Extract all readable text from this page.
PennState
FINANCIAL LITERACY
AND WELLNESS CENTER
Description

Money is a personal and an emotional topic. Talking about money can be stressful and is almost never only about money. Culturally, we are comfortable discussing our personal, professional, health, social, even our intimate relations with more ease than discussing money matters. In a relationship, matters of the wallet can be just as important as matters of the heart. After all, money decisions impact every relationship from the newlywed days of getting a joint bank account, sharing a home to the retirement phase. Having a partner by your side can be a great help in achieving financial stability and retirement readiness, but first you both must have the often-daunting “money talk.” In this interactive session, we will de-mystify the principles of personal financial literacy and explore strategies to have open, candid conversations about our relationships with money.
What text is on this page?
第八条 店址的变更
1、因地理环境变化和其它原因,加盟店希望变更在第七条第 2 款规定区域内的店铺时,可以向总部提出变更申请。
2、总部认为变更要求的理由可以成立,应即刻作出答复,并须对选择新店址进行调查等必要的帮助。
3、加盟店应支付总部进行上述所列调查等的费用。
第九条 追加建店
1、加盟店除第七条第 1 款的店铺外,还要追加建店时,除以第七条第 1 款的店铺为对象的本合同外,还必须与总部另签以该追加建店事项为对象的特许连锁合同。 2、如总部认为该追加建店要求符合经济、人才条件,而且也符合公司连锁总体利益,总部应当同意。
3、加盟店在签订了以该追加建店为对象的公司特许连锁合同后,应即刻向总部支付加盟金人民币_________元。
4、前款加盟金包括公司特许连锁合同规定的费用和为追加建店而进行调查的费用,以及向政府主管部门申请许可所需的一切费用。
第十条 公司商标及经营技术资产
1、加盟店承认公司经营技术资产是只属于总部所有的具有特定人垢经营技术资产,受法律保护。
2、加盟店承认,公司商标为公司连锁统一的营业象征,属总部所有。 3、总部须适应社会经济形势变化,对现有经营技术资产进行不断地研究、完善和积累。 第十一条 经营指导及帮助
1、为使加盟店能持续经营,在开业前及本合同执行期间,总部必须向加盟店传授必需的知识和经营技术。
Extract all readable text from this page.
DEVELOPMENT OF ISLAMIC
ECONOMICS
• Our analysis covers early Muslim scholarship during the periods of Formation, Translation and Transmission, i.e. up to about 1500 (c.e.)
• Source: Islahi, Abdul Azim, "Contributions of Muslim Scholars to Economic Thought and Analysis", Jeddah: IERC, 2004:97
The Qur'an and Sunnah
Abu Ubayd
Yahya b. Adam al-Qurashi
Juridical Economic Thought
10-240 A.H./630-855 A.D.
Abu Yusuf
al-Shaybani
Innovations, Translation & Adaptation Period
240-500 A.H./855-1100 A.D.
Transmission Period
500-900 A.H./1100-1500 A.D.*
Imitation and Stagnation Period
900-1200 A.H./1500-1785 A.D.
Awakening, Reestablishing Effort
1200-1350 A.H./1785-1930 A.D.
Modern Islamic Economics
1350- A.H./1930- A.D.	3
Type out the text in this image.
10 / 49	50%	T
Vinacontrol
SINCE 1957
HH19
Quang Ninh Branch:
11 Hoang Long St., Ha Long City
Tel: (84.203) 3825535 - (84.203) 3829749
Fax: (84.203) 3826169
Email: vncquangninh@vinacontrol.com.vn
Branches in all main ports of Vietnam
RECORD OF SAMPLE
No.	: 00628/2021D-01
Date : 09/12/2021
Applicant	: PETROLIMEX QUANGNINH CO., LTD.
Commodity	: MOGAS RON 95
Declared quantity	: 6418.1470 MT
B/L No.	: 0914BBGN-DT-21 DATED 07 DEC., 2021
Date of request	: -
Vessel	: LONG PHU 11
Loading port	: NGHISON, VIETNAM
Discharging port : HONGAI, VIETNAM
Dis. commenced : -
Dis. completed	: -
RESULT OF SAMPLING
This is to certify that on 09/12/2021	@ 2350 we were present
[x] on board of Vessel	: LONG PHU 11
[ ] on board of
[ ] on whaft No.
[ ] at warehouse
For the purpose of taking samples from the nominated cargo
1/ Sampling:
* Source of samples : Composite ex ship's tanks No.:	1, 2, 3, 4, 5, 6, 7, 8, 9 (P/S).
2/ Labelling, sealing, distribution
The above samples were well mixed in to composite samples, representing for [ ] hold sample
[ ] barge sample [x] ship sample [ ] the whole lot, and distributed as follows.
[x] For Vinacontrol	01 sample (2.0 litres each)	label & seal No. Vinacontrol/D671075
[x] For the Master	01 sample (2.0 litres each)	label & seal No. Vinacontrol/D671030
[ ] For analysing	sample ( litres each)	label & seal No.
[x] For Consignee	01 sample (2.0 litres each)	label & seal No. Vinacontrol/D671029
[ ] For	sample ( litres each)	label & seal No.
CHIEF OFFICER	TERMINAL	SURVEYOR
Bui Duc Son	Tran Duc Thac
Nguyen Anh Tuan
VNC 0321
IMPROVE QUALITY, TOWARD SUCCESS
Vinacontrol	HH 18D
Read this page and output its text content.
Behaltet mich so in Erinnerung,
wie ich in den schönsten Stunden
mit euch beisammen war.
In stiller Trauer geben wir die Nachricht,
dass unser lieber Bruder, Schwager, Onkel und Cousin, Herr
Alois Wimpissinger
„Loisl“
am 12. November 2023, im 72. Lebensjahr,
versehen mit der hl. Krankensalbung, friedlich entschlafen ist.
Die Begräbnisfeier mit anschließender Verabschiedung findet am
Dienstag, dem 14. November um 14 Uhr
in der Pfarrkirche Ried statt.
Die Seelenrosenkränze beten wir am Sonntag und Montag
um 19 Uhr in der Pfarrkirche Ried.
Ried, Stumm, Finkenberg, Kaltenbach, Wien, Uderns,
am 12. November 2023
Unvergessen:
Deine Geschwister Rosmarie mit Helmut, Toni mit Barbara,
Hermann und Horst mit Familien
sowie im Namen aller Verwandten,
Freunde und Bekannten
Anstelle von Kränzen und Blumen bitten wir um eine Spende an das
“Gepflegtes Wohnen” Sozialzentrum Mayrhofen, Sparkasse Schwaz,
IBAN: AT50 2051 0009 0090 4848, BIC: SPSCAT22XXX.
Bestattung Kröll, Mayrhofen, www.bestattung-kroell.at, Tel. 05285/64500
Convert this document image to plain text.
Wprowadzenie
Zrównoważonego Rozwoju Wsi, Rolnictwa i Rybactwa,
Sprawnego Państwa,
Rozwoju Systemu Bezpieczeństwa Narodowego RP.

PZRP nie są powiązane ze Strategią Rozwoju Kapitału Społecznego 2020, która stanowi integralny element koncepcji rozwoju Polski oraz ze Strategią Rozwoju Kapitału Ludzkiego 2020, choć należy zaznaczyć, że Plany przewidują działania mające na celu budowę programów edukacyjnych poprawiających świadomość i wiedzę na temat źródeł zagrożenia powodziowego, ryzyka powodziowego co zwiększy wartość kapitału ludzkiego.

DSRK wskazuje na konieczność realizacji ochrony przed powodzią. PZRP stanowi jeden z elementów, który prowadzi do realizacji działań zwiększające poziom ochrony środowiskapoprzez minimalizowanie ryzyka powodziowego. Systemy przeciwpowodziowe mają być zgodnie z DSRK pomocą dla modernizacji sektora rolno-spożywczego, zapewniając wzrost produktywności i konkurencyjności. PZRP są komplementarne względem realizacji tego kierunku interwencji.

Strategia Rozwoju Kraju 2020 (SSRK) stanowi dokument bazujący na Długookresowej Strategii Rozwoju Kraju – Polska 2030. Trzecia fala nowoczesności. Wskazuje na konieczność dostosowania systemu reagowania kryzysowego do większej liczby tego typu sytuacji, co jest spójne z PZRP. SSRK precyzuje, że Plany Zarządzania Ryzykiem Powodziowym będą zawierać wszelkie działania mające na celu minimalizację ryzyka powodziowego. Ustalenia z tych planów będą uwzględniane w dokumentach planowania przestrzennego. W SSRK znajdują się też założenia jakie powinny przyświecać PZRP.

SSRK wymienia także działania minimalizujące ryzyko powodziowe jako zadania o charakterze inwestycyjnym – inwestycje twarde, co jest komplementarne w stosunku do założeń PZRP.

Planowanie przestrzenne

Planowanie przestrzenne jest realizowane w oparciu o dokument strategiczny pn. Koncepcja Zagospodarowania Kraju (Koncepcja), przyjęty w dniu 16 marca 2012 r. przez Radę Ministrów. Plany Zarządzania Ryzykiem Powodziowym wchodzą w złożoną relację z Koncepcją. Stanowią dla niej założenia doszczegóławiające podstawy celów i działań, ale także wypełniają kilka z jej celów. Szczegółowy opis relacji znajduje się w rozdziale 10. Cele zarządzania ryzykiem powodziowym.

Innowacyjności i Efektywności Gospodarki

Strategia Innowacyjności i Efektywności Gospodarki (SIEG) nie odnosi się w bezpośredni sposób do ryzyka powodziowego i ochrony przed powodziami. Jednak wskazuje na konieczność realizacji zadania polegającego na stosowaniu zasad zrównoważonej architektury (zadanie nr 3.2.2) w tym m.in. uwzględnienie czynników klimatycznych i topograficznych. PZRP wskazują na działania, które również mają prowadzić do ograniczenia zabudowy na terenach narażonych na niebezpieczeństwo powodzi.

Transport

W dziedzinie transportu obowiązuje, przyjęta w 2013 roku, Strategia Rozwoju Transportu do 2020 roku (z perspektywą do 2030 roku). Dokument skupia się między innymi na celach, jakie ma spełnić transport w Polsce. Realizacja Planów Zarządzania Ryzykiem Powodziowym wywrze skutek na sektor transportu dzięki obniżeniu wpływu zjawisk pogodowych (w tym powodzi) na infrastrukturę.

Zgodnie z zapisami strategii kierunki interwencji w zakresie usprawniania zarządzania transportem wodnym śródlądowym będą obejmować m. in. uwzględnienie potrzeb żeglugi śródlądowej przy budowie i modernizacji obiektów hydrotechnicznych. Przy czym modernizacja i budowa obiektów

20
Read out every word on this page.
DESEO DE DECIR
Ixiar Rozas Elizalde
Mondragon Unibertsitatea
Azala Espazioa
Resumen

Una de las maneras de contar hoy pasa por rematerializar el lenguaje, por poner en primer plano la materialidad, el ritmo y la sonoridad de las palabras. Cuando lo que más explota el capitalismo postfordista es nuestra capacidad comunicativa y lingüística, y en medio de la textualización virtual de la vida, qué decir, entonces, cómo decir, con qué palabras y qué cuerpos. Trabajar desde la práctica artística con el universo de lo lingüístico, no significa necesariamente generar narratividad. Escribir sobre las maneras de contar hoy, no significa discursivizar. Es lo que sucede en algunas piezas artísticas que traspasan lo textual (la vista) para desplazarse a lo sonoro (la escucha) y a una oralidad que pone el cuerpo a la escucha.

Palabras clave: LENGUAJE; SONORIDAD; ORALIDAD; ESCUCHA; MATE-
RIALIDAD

━━━━━━━━

__DIRECTIONS__.
Look through the listing above. Pick out each line with "page" and copy it.

__CORRECT OUTPUT__.
Extract all readable text from this page.
What text is on this page?
Extract all readable text from this page.
Read this page and output its text content.
Read out every word on this page.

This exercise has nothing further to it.